* **Given request**
Please repeat the entries below, swapping "Patent image size" for "Drawing dimensions" everywhere it occurs and keeping every other character the same.
--
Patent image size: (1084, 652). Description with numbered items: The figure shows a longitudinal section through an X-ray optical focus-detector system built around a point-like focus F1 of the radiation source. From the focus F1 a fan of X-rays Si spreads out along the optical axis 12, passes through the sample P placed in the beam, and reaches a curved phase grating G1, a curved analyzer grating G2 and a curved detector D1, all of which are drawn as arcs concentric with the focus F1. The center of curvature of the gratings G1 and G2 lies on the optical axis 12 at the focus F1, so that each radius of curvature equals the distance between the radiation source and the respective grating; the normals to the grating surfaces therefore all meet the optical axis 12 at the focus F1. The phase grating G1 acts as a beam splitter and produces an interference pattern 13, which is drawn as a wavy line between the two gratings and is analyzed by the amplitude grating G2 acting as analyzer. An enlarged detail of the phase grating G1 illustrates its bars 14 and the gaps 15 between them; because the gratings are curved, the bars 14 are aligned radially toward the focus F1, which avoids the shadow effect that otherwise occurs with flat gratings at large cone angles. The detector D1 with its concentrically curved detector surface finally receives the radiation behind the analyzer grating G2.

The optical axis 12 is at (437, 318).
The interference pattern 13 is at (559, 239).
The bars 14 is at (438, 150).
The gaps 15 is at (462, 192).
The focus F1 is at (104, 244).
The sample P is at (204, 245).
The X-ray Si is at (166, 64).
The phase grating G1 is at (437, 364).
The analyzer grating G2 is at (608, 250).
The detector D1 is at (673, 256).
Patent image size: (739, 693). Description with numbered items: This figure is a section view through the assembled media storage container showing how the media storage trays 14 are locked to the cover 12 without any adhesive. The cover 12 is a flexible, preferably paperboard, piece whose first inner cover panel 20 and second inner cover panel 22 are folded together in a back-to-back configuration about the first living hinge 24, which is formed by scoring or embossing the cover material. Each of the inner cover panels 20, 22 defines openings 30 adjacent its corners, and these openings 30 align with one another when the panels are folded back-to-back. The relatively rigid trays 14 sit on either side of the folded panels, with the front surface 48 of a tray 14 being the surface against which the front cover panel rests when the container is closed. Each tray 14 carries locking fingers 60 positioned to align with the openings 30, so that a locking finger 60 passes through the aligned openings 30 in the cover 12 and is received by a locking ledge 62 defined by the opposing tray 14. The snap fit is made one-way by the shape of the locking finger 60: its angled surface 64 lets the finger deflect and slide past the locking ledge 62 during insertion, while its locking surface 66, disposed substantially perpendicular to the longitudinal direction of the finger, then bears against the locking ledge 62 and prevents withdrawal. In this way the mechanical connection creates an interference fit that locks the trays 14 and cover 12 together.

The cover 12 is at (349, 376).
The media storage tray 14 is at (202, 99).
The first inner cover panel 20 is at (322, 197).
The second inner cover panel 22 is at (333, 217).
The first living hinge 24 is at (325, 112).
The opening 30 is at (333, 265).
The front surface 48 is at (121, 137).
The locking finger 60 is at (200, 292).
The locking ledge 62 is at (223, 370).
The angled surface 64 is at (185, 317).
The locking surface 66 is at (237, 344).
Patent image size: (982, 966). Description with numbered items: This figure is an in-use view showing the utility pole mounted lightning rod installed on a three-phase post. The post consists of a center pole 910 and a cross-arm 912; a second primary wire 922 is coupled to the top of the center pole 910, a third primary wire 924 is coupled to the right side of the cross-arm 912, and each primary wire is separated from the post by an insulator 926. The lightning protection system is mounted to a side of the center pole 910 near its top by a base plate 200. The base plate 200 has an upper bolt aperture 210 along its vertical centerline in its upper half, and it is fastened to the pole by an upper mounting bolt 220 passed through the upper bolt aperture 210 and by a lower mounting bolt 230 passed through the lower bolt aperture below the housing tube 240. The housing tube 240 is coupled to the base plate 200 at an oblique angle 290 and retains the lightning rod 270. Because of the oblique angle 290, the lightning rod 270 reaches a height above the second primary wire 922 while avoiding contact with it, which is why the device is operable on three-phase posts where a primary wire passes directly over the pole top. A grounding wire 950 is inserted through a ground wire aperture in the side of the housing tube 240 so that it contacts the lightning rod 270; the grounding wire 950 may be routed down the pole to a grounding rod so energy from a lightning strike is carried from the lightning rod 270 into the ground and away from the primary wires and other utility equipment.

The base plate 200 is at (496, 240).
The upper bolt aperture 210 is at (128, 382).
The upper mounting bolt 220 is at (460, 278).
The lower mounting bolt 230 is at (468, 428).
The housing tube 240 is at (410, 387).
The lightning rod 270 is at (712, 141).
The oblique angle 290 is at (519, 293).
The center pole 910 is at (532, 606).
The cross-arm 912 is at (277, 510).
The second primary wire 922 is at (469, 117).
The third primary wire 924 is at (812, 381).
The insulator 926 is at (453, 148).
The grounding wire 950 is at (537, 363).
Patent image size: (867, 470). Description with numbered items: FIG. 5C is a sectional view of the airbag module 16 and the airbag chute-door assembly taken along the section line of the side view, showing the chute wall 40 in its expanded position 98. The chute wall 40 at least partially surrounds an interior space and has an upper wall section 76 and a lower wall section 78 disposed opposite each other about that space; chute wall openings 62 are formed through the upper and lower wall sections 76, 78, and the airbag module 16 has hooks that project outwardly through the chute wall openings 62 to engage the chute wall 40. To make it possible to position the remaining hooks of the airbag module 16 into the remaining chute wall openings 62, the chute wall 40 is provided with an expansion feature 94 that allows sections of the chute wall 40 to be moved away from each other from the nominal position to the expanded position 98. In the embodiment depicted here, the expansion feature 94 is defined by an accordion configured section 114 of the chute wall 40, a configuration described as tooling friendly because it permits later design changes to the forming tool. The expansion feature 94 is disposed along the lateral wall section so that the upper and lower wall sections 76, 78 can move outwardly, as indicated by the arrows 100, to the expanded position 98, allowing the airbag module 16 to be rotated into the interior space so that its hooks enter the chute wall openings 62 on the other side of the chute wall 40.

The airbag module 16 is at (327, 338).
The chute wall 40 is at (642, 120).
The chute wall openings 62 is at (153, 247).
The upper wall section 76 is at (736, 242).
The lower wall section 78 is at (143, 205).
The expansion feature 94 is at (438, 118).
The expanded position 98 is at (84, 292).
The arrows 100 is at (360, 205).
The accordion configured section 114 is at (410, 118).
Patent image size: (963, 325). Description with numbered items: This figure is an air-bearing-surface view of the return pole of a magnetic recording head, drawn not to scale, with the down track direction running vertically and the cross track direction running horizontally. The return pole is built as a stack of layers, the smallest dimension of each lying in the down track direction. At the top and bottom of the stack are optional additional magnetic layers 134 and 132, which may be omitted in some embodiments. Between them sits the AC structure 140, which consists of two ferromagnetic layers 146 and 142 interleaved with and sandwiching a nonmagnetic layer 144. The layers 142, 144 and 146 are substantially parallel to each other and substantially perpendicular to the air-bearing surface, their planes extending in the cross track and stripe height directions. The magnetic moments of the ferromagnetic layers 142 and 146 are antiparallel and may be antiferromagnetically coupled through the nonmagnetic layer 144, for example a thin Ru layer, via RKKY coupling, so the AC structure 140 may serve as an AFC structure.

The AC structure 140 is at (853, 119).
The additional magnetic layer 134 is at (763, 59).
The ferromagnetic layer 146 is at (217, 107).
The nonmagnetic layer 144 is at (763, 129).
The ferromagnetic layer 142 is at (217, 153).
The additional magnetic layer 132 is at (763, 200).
--
* **Task result**
Drawing dimensions: (1084, 652). Description with numbered items: The figure shows a longitudinal section through an X-ray optical focus-detector system built around a point-like focus F1 of the radiation source. From the focus F1 a fan of X-rays Si spreads out along the optical axis 12, passes through the sample P placed in the beam, and reaches a curved phase grating G1, a curved analyzer grating G2 and a curved detector D1, all of which are drawn as arcs concentric with the focus F1. The center of curvature of the gratings G1 and G2 lies on the optical axis 12 at the focus F1, so that each radius of curvature equals the distance between the radiation source and the respective grating; the normals to the grating surfaces therefore all meet the optical axis 12 at the focus F1. The phase grating G1 acts as a beam splitter and produces an interference pattern 13, which is drawn as a wavy line between the two gratings and is analyzed by the amplitude grating G2 acting as analyzer. An enlarged detail of the phase grating G1 illustrates its bars 14 and the gaps 15 between them; because the gratings are curved, the bars 14 are aligned radially toward the focus F1, which avoids the shadow effect that otherwise occurs with flat gratings at large cone angles. The detector D1 with its concentrically curved detector surface finally receives the radiation behind the analyzer grating G2.

The optical axis 12 is at (437, 318).
The interference pattern 13 is at (559, 239).
The bars 14 is at (438, 150).
The gaps 15 is at (462, 192).
The focus F1 is at (104, 244).
The sample P is at (204, 245).
The X-ray Si is at (166, 64).
The phase grating G1 is at (437, 364).
The analyzer grating G2 is at (608, 250).
The detector D1 is at (673, 256).
Drawing dimensions: (739, 693). Description with numbered items: This figure is a section view through the assembled media storage container showing how the media storage trays 14 are locked to the cover 12 without any adhesive. The cover 12 is a flexible, preferably paperboard, piece whose first inner cover panel 20 and second inner cover panel 22 are folded together in a back-to-back configuration about the first living hinge 24, which is formed by scoring or embossing the cover material. Each of the inner cover panels 20, 22 defines openings 30 adjacent its corners, and these openings 30 align with one another when the panels are folded back-to-back. The relatively rigid trays 14 sit on either side of the folded panels, with the front surface 48 of a tray 14 being the surface against which the front cover panel rests when the container is closed. Each tray 14 carries locking fingers 60 positioned to align with the openings 30, so that a locking finger 60 passes through the aligned openings 30 in the cover 12 and is received by a locking ledge 62 defined by the opposing tray 14. The snap fit is made one-way by the shape of the locking finger 60: its angled surface 64 lets the finger deflect and slide past the locking ledge 62 during insertion, while its locking surface 66, disposed substantially perpendicular to the longitudinal direction of the finger, then bears against the locking ledge 62 and prevents withdrawal. In this way the mechanical connection creates an interference fit that locks the trays 14 and cover 12 together.

The cover 12 is at (349, 376).
The media storage tray 14 is at (202, 99).
The first inner cover panel 20 is at (322, 197).
The second inner cover panel 22 is at (333, 217).
The first living hinge 24 is at (325, 112).
The opening 30 is at (333, 265).
The front surface 48 is at (121, 137).
The locking finger 60 is at (200, 292).
The locking ledge 62 is at (223, 370).
The angled surface 64 is at (185, 317).
The locking surface 66 is at (237, 344).
Drawing dimensions: (982, 966). Description with numbered items: This figure is an in-use view showing the utility pole mounted lightning rod installed on a three-phase post. The post consists of a center pole 910 and a cross-arm 912; a second primary wire 922 is coupled to the top of the center pole 910, a third primary wire 924 is coupled to the right side of the cross-arm 912, and each primary wire is separated from the post by an insulator 926. The lightning protection system is mounted to a side of the center pole 910 near its top by a base plate 200. The base plate 200 has an upper bolt aperture 210 along its vertical centerline in its upper half, and it is fastened to the pole by an upper mounting bolt 220 passed through the upper bolt aperture 210 and by a lower mounting bolt 230 passed through the lower bolt aperture below the housing tube 240. The housing tube 240 is coupled to the base plate 200 at an oblique angle 290 and retains the lightning rod 270. Because of the oblique angle 290, the lightning rod 270 reaches a height above the second primary wire 922 while avoiding contact with it, which is why the device is operable on three-phase posts where a primary wire passes directly over the pole top. A grounding wire 950 is inserted through a ground wire aperture in the side of the housing tube 240 so that it contacts the lightning rod 270; the grounding wire 950 may be routed down the pole to a grounding rod so energy from a lightning strike is carried from the lightning rod 270 into the ground and away from the primary wires and other utility equipment.

The base plate 200 is at (496, 240).
The upper bolt aperture 210 is at (128, 382).
The upper mounting bolt 220 is at (460, 278).
The lower mounting bolt 230 is at (468, 428).
The housing tube 240 is at (410, 387).
The lightning rod 270 is at (712, 141).
The oblique angle 290 is at (519, 293).
The center pole 910 is at (532, 606).
The cross-arm 912 is at (277, 510).
The second primary wire 922 is at (469, 117).
The third primary wire 924 is at (812, 381).
The insulator 926 is at (453, 148).
The grounding wire 950 is at (537, 363).
Drawing dimensions: (867, 470). Description with numbered items: FIG. 5C is a sectional view of the airbag module 16 and the airbag chute-door assembly taken along the section line of the side view, showing the chute wall 40 in its expanded position 98. The chute wall 40 at least partially surrounds an interior space and has an upper wall section 76 and a lower wall section 78 disposed opposite each other about that space; chute wall openings 62 are formed through the upper and lower wall sections 76, 78, and the airbag module 16 has hooks that project outwardly through the chute wall openings 62 to engage the chute wall 40. To make it possible to position the remaining hooks of the airbag module 16 into the remaining chute wall openings 62, the chute wall 40 is provided with an expansion feature 94 that allows sections of the chute wall 40 to be moved away from each other from the nominal position to the expanded position 98. In the embodiment depicted here, the expansion feature 94 is defined by an accordion configured section 114 of the chute wall 40, a configuration described as tooling friendly because it permits later design changes to the forming tool. The expansion feature 94 is disposed along the lateral wall section so that the upper and lower wall sections 76, 78 can move outwardly, as indicated by the arrows 100, to the expanded position 98, allowing the airbag module 16 to be rotated into the interior space so that its hooks enter the chute wall openings 62 on the other side of the chute wall 40.

The airbag module 16 is at (327, 338).
The chute wall 40 is at (642, 120).
The chute wall openings 62 is at (153, 247).
The upper wall section 76 is at (736, 242).
The lower wall section 78 is at (143, 205).
The expansion feature 94 is at (438, 118).
The expanded position 98 is at (84, 292).
The arrows 100 is at (360, 205).
The accordion configured section 114 is at (410, 118).
Drawing dimensions: (963, 325). Description with numbered items: This figure is an air-bearing-surface view of the return pole of a magnetic recording head, drawn not to scale, with the down track direction running vertically and the cross track direction running horizontally. The return pole is built as a stack of layers, the smallest dimension of each lying in the down track direction. At the top and bottom of the stack are optional additional magnetic layers 134 and 132, which may be omitted in some embodiments. Between them sits the AC structure 140, which consists of two ferromagnetic layers 146 and 142 interleaved with and sandwiching a nonmagnetic layer 144. The layers 142, 144 and 146 are substantially parallel to each other and substantially perpendicular to the air-bearing surface, their planes extending in the cross track and stripe height directions. The magnetic moments of the ferromagnetic layers 142 and 146 are antiparallel and may be antiferromagnetically coupled through the nonmagnetic layer 144, for example a thin Ru layer, via RKKY coupling, so the AC structure 140 may serve as an AFC structure.

The AC structure 140 is at (853, 119).
The additional magnetic layer 134 is at (763, 59).
The ferromagnetic layer 146 is at (217, 107).
The nonmagnetic layer 144 is at (763, 129).
The ferromagnetic layer 142 is at (217, 153).
The additional magnetic layer 132 is at (763, 200).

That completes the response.